• **Directions**
Records follow. Select each line holding "مانع".

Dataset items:
──────────────────────────────

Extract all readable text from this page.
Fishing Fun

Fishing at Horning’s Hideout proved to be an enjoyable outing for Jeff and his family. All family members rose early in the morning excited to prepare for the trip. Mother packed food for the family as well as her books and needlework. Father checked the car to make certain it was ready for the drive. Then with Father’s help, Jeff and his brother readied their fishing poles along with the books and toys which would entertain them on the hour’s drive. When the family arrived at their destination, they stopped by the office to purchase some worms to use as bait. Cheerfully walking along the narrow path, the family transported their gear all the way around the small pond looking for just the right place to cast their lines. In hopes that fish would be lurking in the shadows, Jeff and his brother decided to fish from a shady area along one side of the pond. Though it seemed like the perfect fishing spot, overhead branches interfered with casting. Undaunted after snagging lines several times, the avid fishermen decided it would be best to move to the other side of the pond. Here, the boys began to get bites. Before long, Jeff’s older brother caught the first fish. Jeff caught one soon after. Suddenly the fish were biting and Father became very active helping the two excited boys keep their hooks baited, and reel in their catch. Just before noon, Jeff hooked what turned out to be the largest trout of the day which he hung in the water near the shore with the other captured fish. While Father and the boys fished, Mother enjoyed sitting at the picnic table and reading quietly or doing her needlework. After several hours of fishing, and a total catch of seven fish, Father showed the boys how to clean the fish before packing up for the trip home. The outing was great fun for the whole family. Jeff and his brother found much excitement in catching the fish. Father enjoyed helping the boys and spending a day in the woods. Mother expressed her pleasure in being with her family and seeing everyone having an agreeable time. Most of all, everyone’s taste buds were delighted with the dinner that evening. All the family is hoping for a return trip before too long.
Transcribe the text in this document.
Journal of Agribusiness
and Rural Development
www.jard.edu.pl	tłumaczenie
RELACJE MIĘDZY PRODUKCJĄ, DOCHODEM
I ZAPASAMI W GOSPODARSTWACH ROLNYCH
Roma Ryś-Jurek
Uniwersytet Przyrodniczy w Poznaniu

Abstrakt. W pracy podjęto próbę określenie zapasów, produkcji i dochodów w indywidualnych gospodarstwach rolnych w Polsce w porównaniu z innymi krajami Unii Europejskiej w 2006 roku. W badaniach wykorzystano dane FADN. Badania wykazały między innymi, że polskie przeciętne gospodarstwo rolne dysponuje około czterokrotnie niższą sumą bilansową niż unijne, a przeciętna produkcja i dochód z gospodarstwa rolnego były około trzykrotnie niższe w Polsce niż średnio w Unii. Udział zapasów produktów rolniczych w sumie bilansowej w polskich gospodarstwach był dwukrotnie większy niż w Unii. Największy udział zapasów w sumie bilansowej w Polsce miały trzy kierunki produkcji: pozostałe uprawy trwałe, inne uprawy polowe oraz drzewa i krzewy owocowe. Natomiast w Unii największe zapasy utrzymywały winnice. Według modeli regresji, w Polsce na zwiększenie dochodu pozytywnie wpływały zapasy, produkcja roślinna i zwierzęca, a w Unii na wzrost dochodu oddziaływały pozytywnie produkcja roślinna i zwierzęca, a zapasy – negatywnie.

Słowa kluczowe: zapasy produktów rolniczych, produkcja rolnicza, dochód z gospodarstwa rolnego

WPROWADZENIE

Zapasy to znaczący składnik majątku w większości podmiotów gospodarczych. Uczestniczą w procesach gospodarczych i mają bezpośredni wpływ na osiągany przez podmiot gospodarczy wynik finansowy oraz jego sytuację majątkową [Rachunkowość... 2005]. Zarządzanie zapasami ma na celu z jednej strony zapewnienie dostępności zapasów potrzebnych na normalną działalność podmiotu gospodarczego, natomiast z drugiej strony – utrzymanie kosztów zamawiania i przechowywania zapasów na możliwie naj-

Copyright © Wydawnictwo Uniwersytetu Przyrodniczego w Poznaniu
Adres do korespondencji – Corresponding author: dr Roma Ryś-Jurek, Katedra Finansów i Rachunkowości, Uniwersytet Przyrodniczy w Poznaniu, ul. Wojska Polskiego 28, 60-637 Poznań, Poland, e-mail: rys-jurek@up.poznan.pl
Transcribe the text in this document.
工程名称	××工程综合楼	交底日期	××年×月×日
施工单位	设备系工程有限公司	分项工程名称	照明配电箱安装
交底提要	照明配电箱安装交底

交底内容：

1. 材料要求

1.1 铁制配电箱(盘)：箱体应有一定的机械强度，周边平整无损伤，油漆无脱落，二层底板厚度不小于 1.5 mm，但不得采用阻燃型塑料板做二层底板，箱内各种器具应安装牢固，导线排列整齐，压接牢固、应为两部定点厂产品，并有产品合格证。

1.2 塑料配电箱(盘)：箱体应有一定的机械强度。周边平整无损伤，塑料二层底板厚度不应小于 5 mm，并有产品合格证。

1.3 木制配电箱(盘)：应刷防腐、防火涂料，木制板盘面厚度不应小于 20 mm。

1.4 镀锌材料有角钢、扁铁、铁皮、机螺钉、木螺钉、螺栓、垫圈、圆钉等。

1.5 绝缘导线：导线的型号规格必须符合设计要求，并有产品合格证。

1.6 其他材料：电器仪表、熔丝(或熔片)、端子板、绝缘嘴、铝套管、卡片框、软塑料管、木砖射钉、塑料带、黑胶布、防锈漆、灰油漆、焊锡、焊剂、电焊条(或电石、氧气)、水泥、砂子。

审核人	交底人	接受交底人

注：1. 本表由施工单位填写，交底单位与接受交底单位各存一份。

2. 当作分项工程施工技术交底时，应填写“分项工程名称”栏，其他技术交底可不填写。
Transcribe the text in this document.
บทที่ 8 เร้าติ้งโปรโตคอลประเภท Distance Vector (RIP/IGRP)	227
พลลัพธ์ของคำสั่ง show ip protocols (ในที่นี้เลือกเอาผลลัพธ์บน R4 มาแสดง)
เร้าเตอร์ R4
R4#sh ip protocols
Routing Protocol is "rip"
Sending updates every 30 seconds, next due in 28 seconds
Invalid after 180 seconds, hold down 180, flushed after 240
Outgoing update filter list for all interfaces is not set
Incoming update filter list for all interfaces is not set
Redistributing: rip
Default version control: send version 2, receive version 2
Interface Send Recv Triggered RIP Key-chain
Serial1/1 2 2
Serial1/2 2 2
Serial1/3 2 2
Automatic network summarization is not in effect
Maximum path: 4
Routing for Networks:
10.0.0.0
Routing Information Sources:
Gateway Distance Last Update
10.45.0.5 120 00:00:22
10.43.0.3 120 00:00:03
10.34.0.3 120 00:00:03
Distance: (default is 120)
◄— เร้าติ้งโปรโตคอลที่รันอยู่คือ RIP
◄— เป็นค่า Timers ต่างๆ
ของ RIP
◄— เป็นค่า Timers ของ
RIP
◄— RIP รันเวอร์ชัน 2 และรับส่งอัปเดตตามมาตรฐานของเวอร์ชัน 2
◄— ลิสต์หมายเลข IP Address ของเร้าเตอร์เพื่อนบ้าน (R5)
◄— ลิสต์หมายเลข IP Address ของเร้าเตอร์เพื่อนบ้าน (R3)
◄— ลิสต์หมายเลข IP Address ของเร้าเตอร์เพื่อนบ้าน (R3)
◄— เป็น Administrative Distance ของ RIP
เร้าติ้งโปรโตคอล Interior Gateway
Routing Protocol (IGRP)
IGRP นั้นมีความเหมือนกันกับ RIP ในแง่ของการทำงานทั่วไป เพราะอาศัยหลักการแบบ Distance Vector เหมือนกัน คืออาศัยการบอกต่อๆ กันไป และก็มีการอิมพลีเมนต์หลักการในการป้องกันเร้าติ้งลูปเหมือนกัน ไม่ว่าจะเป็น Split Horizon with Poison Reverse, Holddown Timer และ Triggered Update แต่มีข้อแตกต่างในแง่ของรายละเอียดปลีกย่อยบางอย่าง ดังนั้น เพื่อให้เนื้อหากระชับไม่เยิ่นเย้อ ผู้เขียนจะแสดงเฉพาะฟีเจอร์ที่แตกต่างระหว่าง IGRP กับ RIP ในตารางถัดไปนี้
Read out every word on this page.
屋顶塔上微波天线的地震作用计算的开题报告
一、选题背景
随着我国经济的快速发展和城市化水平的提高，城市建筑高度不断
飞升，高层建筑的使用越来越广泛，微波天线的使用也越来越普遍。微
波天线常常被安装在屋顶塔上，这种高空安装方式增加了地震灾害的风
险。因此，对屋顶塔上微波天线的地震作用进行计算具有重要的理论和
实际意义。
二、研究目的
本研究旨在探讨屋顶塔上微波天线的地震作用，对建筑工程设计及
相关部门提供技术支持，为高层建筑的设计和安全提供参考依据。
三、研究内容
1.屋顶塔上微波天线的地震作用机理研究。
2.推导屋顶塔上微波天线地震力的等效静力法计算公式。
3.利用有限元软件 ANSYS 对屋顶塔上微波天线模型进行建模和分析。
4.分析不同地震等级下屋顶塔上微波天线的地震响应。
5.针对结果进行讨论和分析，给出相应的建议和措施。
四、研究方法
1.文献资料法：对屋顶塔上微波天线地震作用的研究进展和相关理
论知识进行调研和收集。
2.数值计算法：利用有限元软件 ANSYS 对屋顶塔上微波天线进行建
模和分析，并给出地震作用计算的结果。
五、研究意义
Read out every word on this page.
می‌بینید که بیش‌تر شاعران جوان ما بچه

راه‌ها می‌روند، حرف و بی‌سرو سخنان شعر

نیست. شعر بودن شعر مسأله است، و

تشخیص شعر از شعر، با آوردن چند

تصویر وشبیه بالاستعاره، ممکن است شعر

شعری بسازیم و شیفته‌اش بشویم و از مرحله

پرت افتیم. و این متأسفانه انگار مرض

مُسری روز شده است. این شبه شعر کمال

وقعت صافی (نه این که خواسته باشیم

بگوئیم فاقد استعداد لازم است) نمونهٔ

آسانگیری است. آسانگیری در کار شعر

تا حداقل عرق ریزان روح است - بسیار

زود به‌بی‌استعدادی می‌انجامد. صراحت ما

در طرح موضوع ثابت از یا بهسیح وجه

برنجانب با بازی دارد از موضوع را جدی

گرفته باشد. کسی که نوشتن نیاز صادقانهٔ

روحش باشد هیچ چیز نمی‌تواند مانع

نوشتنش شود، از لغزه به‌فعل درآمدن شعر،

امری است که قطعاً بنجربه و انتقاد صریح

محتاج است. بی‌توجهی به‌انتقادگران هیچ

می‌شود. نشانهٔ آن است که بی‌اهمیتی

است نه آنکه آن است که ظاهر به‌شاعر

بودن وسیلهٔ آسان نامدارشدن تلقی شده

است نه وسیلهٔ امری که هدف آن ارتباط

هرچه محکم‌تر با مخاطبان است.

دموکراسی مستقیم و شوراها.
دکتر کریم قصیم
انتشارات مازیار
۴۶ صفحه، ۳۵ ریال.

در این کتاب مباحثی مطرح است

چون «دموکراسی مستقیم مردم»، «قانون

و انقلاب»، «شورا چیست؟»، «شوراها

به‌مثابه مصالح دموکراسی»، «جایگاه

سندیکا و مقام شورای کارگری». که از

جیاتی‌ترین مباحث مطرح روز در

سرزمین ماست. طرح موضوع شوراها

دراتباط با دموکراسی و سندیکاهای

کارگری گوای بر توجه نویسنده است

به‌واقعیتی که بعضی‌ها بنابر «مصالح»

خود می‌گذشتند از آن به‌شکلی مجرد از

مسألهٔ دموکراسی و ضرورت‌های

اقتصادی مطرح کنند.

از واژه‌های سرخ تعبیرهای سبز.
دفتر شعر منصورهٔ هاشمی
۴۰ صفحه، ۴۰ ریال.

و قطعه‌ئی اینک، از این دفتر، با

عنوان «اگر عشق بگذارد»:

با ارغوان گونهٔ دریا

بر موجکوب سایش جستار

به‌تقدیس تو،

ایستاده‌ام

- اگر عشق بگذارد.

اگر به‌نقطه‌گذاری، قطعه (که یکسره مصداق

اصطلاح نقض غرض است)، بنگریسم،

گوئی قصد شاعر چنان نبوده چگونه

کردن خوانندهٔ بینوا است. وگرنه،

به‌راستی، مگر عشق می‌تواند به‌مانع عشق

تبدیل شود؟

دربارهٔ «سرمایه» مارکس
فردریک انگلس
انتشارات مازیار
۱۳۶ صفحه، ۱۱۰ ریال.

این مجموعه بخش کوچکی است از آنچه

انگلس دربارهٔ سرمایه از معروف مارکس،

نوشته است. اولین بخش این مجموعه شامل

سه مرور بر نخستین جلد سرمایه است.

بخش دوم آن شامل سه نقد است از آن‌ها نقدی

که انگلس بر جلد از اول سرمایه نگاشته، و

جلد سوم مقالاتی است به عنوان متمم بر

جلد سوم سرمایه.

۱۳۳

──────────────────────────────

• **Exercise result**
روحش باشد هیچ چیز نمی‌تواند مانع
به‌راستی، مگر عشق می‌تواند به‌مانع عشق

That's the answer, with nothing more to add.